Given instruction — Repeat the listing below in full, exactly as it stands.

Exercise input —
● ● ●

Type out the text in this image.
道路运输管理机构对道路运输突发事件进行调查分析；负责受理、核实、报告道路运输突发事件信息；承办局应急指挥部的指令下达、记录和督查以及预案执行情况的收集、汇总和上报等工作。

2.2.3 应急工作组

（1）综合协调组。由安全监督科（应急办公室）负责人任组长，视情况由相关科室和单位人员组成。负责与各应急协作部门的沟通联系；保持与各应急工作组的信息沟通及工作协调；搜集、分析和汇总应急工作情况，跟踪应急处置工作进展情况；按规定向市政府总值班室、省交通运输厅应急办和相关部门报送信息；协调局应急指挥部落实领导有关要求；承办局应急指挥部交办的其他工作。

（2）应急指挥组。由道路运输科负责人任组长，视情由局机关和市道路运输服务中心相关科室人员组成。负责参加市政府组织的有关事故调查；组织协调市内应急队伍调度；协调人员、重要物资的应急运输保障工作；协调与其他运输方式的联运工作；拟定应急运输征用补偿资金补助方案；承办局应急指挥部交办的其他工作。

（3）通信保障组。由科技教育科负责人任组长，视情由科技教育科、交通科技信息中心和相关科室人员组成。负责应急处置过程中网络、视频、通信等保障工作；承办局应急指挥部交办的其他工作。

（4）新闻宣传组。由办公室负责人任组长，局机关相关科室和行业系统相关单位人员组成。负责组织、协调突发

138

● ● ●

Written response —
Type out the text in this image.
道路运输管理机构对道路运输突发事件进行调查分析；负责受理、核实、报告道路运输突发事件信息；承办局应急指挥部的指令下达、记录和督查以及预案执行情况的收集、汇总和上报等工作。

2.2.3 应急工作组

（1）综合协调组。由安全监督科（应急办公室）负责人任组长，视情况由相关科室和单位人员组成。负责与各应急协作部门的沟通联系；保持与各应急工作组的信息沟通及工作协调；搜集、分析和汇总应急工作情况，跟踪应急处置工作进展情况；按规定向市政府总值班室、省交通运输厅应急办和相关部门报送信息；协调局应急指挥部落实领导有关要求；承办局应急指挥部交办的其他工作。

（2）应急指挥组。由道路运输科负责人任组长，视情由局机关和市道路运输服务中心相关科室人员组成。负责参加市政府组织的有关事故调查；组织协调市内应急队伍调度；协调人员、重要物资的应急运输保障工作；协调与其他运输方式的联运工作；拟定应急运输征用补偿资金补助方案；承办局应急指挥部交办的其他工作。

（3）通信保障组。由科技教育科负责人任组长，视情由科技教育科、交通科技信息中心和相关科室人员组成。负责应急处置过程中网络、视频、通信等保障工作；承办局应急指挥部交办的其他工作。

（4）新闻宣传组。由办公室负责人任组长，局机关相关科室和行业系统相关单位人员组成。负责组织、协调突发

138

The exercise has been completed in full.